EXERCISE INSTRUCTIONS. Report every line in the listing that contains the string "JSON".

INFORMATION SHOWN.

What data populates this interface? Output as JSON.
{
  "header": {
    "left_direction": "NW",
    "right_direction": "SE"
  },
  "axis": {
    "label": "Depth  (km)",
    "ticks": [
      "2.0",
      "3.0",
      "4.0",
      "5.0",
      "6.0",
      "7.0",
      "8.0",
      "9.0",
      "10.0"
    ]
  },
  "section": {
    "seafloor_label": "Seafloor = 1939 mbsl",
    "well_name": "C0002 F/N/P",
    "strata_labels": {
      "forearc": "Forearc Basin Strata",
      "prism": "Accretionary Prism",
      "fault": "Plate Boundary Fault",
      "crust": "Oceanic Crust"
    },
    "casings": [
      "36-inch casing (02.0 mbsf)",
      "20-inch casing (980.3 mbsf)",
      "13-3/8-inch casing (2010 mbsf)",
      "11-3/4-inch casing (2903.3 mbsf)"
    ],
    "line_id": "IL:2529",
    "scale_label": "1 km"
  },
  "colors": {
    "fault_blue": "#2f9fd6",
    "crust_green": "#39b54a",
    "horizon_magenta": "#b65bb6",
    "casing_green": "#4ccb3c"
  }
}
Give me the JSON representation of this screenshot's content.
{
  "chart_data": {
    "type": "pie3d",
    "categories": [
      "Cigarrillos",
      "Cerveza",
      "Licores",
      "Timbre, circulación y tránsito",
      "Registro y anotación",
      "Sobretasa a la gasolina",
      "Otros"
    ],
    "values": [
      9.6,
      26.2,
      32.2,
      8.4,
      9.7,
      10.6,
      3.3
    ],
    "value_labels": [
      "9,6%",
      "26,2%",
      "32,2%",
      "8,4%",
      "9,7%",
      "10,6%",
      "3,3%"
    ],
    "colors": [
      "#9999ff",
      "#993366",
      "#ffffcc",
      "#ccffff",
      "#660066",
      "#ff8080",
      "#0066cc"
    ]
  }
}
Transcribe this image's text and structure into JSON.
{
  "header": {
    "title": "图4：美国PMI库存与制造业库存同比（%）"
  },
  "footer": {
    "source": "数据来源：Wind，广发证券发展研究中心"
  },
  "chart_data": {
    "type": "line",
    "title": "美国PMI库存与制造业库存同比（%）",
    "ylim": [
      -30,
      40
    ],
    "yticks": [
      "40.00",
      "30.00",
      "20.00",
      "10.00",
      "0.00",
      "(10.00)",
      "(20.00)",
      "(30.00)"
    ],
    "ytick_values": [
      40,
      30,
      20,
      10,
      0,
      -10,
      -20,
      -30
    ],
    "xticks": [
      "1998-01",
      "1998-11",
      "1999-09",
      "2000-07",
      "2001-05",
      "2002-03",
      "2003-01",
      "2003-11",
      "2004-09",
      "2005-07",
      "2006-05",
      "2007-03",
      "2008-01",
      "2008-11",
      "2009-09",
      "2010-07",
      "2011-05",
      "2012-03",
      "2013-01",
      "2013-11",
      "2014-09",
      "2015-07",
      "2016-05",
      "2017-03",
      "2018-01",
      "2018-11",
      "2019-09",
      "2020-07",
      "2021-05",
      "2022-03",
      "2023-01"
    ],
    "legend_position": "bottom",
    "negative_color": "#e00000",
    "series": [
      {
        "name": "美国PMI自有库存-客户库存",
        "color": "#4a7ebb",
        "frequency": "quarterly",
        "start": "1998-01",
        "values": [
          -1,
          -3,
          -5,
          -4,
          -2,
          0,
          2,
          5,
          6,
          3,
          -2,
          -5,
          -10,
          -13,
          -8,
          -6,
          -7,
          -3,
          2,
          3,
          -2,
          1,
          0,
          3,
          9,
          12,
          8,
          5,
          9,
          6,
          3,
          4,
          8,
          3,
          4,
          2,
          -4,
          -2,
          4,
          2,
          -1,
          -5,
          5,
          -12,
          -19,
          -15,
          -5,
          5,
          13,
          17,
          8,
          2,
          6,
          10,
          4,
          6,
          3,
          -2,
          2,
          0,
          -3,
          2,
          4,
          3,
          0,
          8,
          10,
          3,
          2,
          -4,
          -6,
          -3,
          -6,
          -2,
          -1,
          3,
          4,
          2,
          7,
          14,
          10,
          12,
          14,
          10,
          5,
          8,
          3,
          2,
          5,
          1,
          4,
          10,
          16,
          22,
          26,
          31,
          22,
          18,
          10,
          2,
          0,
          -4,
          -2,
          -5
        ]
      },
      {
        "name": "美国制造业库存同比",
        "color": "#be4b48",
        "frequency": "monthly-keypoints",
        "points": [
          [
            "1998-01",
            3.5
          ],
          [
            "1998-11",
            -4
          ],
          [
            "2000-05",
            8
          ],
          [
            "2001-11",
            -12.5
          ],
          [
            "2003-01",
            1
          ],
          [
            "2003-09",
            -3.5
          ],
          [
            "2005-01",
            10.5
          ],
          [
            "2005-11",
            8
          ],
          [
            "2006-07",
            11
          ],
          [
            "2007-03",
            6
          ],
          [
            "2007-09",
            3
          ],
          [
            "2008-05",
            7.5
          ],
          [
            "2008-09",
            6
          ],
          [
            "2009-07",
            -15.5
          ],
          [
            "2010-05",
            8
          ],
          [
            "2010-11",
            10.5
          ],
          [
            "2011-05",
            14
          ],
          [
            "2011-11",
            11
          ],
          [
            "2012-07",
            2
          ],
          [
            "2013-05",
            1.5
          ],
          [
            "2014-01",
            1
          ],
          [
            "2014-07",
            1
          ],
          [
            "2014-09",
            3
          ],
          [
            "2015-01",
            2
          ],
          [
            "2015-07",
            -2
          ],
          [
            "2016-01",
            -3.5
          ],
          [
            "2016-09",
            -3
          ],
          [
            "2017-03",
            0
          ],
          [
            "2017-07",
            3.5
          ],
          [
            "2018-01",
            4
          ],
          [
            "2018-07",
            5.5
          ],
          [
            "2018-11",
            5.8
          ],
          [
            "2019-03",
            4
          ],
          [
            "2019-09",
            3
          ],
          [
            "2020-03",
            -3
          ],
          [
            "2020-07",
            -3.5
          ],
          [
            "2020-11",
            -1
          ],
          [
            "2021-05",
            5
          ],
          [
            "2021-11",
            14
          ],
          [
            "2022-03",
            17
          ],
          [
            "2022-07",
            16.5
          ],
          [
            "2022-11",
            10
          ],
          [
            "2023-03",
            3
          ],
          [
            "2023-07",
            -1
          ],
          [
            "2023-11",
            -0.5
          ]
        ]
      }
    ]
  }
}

SOLVED EXERCISE.
What data populates this interface? Output as JSON.
Give me the JSON representation of this screenshot's content.
Transcribe this image's text and structure into JSON.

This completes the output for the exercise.